>>>>>

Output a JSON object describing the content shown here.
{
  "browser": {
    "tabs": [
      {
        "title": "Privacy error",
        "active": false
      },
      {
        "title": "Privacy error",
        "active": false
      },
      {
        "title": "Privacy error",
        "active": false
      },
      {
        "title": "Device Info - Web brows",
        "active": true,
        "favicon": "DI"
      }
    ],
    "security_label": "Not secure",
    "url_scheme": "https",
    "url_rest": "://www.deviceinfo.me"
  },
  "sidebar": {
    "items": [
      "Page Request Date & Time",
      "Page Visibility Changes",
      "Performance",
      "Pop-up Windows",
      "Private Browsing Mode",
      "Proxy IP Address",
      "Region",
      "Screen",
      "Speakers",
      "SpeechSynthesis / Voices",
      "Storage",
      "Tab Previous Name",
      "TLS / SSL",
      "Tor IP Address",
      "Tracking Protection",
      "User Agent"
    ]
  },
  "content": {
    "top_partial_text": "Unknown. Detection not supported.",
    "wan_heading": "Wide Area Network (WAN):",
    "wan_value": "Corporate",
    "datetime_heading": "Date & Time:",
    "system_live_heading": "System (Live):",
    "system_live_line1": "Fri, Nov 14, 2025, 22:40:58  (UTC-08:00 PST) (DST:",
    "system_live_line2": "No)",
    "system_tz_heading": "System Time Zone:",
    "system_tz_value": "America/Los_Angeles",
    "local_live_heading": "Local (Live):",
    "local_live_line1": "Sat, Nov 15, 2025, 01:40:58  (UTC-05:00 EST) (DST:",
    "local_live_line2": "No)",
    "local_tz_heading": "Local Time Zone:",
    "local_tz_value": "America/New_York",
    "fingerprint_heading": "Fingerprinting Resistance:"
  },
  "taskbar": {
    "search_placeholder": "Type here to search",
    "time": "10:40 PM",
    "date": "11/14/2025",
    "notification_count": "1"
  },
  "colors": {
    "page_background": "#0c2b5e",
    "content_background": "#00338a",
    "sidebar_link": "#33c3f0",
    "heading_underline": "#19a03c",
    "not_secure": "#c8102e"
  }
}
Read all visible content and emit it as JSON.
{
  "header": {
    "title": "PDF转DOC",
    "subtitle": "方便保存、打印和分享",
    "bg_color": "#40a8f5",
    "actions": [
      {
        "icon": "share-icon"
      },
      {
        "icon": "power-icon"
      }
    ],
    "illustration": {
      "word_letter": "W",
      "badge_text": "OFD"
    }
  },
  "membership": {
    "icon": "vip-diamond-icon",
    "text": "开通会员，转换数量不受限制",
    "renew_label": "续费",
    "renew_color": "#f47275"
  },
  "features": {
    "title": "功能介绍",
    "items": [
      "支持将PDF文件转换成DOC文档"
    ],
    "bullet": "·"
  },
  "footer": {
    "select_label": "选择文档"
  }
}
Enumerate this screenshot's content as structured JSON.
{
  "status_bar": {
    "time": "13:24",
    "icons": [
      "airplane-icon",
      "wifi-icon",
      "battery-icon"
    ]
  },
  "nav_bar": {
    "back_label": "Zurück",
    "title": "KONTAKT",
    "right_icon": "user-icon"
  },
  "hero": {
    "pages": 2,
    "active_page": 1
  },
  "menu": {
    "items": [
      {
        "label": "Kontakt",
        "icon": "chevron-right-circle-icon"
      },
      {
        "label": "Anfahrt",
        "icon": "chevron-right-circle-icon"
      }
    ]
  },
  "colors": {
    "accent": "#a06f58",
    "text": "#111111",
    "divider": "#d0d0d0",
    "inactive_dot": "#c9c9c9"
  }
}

<<<<<

Task description: Return the listing above in full, character for character.

Written solution:
Output a JSON object describing the content shown here.
{
  "browser": {
    "tabs": [
      {
        "title": "Privacy error",
        "active": false
      },
      {
        "title": "Privacy error",
        "active": false
      },
      {
        "title": "Privacy error",
        "active": false
      },
      {
        "title": "Device Info - Web brows",
        "active": true,
        "favicon": "DI"
      }
    ],
    "security_label": "Not secure",
    "url_scheme": "https",
    "url_rest": "://www.deviceinfo.me"
  },
  "sidebar": {
    "items": [
      "Page Request Date & Time",
      "Page Visibility Changes",
      "Performance",
      "Pop-up Windows",
      "Private Browsing Mode",
      "Proxy IP Address",
      "Region",
      "Screen",
      "Speakers",
      "SpeechSynthesis / Voices",
      "Storage",
      "Tab Previous Name",
      "TLS / SSL",
      "Tor IP Address",
      "Tracking Protection",
      "User Agent"
    ]
  },
  "content": {
    "top_partial_text": "Unknown. Detection not supported.",
    "wan_heading": "Wide Area Network (WAN):",
    "wan_value": "Corporate",
    "datetime_heading": "Date & Time:",
    "system_live_heading": "System (Live):",
    "system_live_line1": "Fri, Nov 14, 2025, 22:40:58  (UTC-08:00 PST) (DST:",
    "system_live_line2": "No)",
    "system_tz_heading": "System Time Zone:",
    "system_tz_value": "America/Los_Angeles",
    "local_live_heading": "Local (Live):",
    "local_live_line1": "Sat, Nov 15, 2025, 01:40:58  (UTC-05:00 EST) (DST:",
    "local_live_line2": "No)",
    "local_tz_heading": "Local Time Zone:",
    "local_tz_value": "America/New_York",
    "fingerprint_heading": "Fingerprinting Resistance:"
  },
  "taskbar": {
    "search_placeholder": "Type here to search",
    "time": "10:40 PM",
    "date": "11/14/2025",
    "notification_count": "1"
  },
  "colors": {
    "page_background": "#0c2b5e",
    "content_background": "#00338a",
    "sidebar_link": "#33c3f0",
    "heading_underline": "#19a03c",
    "not_secure": "#c8102e"
  }
}
Read all visible content and emit it as JSON.
{
  "header": {
    "title": "PDF转DOC",
    "subtitle": "方便保存、打印和分享",
    "bg_color": "#40a8f5",
    "actions": [
      {
        "icon": "share-icon"
      },
      {
        "icon": "power-icon"
      }
    ],
    "illustration": {
      "word_letter": "W",
      "badge_text": "OFD"
    }
  },
  "membership": {
    "icon": "vip-diamond-icon",
    "text": "开通会员，转换数量不受限制",
    "renew_label": "续费",
    "renew_color": "#f47275"
  },
  "features": {
    "title": "功能介绍",
    "items": [
      "支持将PDF文件转换成DOC文档"
    ],
    "bullet": "·"
  },
  "footer": {
    "select_label": "选择文档"
  }
}
Enumerate this screenshot's content as structured JSON.
{
  "status_bar": {
    "time": "13:24",
    "icons": [
      "airplane-icon",
      "wifi-icon",
      "battery-icon"
    ]
  },
  "nav_bar": {
    "back_label": "Zurück",
    "title": "KONTAKT",
    "right_icon": "user-icon"
  },
  "hero": {
    "pages": 2,
    "active_page": 1
  },
  "menu": {
    "items": [
      {
        "label": "Kontakt",
        "icon": "chevron-right-circle-icon"
      },
      {
        "label": "Anfahrt",
        "icon": "chevron-right-circle-icon"
      }
    ]
  },
  "colors": {
    "accent": "#a06f58",
    "text": "#111111",
    "divider": "#d0d0d0",
    "inactive_dot": "#c9c9c9"
  }
}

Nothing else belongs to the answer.